Given request:
Copy out the entries in full and with complete accuracy; pictures are excluded.

# # # #

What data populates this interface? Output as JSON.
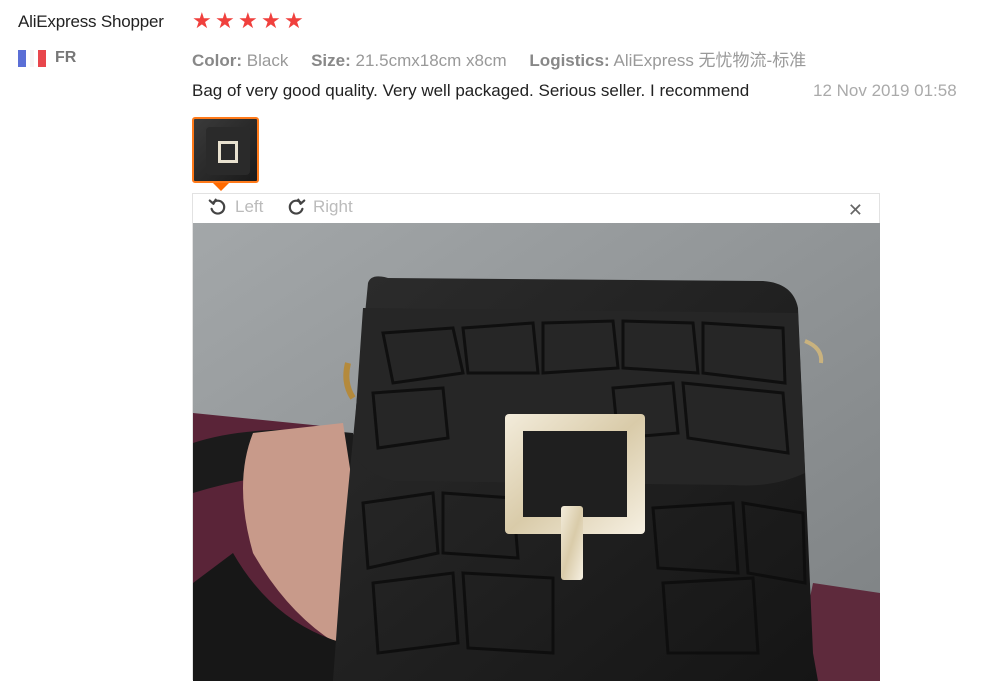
{
  "review": {
    "reviewer_name": "AliExpress Shopper",
    "rating": 5,
    "country_code": "FR",
    "attributes": [
      {
        "key": "Color:",
        "value": "Black"
      },
      {
        "key": "Size:",
        "value": "21.5cmx18cm x8cm"
      },
      {
        "key": "Logistics:",
        "value": "AliExpress 无忧物流-标准"
      }
    ],
    "text": "Bag of very good quality. Very well packaged. Serious seller. I recommend",
    "date": "12 Nov 2019 01:58"
  },
  "viewer": {
    "rotate_left_label": "Left",
    "rotate_right_label": "Right",
    "close_symbol": "✕"
  },
  "icons": {
    "star": "★",
    "rotate_left": "rotate-left-icon",
    "rotate_right": "rotate-right-icon",
    "close": "close-icon"
  },
  "colors": {
    "star": "#f0403d",
    "thumb_border": "#ff7a1a",
    "flag_blue": "#5b6fd6",
    "flag_red": "#e8464c"
  }
}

# # # #

Solution for this exercise:
What data populates this interface? Output as JSON.
{
  "review": {
    "reviewer_name": "AliExpress Shopper",
    "rating": 5,
    "country_code": "FR",
    "attributes": [
      {
        "key": "Color:",
        "value": "Black"
      },
      {
        "key": "Size:",
        "value": "21.5cmx18cm x8cm"
      },
      {
        "key": "Logistics:",
        "value": "AliExpress 无忧物流-标准"
      }
    ],
    "text": "Bag of very good quality. Very well packaged. Serious seller. I recommend",
    "date": "12 Nov 2019 01:58"
  },
  "viewer": {
    "rotate_left_label": "Left",
    "rotate_right_label": "Right",
    "close_symbol": "✕"
  },
  "icons": {
    "star": "★",
    "rotate_left": "rotate-left-icon",
    "rotate_right": "rotate-right-icon",
    "close": "close-icon"
  },
  "colors": {
    "star": "#f0403d",
    "thumb_border": "#ff7a1a",
    "flag_blue": "#5b6fd6",
    "flag_red": "#e8464c"
  }
}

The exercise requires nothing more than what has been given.